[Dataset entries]
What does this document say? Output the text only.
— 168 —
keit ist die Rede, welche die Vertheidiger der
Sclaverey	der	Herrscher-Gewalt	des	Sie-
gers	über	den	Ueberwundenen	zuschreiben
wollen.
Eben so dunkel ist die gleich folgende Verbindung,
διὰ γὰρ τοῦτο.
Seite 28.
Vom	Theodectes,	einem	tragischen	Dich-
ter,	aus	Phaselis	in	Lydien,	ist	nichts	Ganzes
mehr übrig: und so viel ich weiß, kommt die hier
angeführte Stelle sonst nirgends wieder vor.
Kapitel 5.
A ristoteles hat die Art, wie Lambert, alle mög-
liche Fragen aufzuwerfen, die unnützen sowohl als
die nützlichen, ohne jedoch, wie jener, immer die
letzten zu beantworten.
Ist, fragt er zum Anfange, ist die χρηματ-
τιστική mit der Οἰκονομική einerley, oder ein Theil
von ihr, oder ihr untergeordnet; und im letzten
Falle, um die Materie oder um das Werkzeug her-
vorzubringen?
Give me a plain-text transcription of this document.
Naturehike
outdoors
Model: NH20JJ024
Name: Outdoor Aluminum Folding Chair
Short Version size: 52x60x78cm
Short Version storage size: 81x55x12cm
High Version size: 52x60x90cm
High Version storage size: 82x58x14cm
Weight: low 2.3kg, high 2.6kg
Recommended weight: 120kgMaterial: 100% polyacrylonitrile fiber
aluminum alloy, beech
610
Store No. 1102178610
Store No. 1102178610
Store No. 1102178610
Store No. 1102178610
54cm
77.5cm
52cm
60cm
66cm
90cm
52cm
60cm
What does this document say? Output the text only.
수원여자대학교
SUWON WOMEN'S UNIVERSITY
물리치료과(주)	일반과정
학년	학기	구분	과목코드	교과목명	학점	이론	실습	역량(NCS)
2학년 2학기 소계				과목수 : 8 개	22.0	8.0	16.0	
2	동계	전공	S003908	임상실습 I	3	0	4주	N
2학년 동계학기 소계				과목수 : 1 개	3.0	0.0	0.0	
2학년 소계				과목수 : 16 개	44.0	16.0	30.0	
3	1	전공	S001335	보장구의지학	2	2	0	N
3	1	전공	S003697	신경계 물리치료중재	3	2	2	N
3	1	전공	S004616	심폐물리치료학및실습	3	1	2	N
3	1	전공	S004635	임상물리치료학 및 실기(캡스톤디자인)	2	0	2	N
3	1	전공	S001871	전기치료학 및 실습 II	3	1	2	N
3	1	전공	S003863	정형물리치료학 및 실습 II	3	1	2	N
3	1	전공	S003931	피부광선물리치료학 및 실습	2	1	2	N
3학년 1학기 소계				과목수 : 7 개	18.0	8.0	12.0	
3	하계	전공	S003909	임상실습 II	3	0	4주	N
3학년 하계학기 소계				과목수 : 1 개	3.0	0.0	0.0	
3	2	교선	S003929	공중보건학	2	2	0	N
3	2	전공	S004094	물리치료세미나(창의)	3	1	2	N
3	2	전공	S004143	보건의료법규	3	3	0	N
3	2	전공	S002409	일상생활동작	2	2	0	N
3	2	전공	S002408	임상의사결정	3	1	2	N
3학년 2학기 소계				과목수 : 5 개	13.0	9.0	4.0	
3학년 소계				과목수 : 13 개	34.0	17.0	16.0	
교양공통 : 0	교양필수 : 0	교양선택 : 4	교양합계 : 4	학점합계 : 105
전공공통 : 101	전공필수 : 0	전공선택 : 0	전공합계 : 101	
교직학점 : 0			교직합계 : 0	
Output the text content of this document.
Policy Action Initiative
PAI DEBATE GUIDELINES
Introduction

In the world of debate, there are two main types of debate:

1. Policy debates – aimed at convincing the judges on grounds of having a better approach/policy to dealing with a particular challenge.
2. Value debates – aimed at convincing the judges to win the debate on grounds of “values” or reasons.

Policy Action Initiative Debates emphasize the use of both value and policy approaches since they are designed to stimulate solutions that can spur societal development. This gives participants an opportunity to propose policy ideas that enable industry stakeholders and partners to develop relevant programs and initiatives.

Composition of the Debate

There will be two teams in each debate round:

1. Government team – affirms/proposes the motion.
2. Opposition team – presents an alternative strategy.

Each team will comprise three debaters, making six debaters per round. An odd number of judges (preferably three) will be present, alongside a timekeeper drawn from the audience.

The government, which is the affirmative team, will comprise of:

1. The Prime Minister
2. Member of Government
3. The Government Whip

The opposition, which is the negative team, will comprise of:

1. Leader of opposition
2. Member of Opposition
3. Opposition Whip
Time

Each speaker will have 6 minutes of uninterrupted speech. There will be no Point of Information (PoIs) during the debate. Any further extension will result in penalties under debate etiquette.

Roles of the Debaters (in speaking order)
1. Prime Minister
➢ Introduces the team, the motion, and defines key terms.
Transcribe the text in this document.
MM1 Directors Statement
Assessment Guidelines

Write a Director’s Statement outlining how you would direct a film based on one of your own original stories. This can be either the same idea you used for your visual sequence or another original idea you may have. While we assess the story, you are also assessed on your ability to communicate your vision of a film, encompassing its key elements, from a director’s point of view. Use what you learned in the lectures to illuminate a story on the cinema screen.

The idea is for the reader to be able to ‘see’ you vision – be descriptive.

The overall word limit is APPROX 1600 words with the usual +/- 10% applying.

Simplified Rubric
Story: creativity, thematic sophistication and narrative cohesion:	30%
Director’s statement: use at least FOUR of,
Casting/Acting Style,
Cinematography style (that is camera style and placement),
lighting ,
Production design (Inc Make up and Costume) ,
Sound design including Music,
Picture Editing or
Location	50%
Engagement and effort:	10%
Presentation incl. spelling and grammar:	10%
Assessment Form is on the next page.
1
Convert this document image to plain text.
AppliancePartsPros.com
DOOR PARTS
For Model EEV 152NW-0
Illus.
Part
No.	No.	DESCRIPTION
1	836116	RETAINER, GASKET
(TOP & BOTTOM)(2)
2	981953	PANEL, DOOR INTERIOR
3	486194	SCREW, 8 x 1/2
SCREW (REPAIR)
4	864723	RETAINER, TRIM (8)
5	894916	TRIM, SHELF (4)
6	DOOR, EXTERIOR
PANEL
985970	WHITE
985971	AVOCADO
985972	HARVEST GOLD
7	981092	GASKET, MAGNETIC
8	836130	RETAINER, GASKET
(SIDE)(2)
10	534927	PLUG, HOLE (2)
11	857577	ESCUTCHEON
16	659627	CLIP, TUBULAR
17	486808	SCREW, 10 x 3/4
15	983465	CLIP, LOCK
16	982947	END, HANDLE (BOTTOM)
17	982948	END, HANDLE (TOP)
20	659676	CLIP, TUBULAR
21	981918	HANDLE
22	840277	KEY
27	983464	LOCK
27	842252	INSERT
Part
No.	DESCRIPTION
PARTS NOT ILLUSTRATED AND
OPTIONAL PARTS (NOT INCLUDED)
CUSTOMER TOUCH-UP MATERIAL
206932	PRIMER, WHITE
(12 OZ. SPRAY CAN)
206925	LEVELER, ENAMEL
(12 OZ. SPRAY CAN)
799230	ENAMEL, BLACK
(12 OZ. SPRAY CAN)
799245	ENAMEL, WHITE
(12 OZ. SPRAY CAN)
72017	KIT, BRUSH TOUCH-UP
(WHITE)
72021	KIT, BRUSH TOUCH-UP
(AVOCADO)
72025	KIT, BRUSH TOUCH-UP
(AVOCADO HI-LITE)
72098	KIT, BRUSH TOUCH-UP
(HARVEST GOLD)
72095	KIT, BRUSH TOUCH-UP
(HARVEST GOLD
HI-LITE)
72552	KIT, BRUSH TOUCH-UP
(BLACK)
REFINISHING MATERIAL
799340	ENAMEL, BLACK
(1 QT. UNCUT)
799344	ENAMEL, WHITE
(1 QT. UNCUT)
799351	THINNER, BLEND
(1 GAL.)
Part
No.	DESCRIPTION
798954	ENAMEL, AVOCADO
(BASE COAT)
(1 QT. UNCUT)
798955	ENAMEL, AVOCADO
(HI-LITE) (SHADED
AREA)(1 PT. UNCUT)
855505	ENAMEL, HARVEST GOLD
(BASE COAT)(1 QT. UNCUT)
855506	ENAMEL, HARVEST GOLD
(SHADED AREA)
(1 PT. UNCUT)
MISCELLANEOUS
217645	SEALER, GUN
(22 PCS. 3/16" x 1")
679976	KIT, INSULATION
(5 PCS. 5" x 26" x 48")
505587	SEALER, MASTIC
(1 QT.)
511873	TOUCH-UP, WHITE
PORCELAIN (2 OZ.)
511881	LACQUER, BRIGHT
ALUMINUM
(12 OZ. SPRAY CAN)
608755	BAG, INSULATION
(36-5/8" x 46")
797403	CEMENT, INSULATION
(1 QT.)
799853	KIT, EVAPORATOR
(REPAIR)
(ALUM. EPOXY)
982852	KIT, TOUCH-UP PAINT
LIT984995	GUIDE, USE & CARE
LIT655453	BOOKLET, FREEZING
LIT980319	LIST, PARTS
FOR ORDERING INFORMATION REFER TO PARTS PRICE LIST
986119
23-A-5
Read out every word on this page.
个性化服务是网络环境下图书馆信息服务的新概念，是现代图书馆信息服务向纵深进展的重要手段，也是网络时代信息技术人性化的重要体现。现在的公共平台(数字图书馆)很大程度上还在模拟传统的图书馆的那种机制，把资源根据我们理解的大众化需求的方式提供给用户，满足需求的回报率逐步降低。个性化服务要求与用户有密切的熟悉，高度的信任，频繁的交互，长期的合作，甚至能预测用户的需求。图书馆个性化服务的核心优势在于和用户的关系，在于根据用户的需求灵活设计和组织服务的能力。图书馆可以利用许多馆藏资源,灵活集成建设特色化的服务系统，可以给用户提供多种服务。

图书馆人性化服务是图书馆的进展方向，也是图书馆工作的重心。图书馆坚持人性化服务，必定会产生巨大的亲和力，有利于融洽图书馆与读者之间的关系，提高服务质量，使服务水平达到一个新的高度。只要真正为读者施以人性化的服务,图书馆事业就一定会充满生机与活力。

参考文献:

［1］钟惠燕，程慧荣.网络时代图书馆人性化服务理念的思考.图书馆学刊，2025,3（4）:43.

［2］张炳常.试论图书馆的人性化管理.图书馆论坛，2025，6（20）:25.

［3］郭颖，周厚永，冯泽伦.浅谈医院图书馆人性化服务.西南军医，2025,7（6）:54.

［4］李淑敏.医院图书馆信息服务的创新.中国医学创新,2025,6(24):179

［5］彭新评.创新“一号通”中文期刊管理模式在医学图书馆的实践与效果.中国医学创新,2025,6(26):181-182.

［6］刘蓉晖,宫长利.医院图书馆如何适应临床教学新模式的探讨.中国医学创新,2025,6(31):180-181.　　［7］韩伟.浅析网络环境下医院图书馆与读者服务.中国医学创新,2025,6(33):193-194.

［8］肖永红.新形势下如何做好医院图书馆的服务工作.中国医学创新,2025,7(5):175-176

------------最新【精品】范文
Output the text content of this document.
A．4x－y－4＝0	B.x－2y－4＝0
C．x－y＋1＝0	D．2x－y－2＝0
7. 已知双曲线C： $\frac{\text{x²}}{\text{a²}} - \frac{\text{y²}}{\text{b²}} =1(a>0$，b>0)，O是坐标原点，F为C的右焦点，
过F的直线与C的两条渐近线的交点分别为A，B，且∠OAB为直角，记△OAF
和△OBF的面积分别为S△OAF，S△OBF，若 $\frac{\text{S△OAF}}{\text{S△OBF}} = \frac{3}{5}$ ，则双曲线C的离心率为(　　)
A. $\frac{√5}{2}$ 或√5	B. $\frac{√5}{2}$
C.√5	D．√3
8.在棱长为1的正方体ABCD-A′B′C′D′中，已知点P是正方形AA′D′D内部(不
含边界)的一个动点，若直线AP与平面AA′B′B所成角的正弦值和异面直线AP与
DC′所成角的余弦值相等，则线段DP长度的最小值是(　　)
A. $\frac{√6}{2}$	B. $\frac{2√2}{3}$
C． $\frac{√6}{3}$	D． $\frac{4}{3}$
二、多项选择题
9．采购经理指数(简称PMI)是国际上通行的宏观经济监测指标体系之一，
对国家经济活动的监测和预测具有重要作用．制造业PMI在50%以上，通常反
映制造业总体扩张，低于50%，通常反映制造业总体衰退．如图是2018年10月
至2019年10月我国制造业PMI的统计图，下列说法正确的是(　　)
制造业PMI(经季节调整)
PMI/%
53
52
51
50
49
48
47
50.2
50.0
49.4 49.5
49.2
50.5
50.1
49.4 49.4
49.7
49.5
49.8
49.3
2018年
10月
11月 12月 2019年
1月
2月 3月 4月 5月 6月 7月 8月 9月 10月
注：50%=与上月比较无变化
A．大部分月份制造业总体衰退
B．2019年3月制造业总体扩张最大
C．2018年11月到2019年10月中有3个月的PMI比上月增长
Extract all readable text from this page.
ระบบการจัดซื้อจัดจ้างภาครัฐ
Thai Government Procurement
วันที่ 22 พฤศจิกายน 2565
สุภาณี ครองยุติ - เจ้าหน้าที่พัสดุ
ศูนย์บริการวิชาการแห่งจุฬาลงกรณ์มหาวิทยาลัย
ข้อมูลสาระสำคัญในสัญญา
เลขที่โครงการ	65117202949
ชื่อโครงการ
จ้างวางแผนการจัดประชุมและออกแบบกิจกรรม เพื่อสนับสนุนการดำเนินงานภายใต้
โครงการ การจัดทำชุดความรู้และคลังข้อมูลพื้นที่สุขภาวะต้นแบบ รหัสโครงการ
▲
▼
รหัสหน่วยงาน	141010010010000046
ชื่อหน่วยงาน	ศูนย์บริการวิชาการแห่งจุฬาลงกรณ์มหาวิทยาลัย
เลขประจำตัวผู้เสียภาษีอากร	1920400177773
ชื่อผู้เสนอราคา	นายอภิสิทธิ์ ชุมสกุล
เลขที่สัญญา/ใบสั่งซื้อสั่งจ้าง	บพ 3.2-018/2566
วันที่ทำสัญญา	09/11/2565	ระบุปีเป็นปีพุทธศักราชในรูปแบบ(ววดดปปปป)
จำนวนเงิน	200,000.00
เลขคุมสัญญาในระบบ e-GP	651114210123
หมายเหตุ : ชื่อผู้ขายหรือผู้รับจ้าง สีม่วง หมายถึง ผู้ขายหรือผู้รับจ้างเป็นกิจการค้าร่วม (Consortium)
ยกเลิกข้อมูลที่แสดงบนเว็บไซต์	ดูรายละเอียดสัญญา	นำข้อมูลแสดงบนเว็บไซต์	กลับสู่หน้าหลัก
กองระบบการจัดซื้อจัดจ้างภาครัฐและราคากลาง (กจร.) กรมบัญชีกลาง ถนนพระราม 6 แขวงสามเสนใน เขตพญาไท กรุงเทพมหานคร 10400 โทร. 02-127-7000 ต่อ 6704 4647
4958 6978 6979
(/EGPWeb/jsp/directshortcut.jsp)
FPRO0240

Brief =
Show every line where the string "Assessment" appears.

Final result =
Assessment Guidelines
Assessment Form is on the next page.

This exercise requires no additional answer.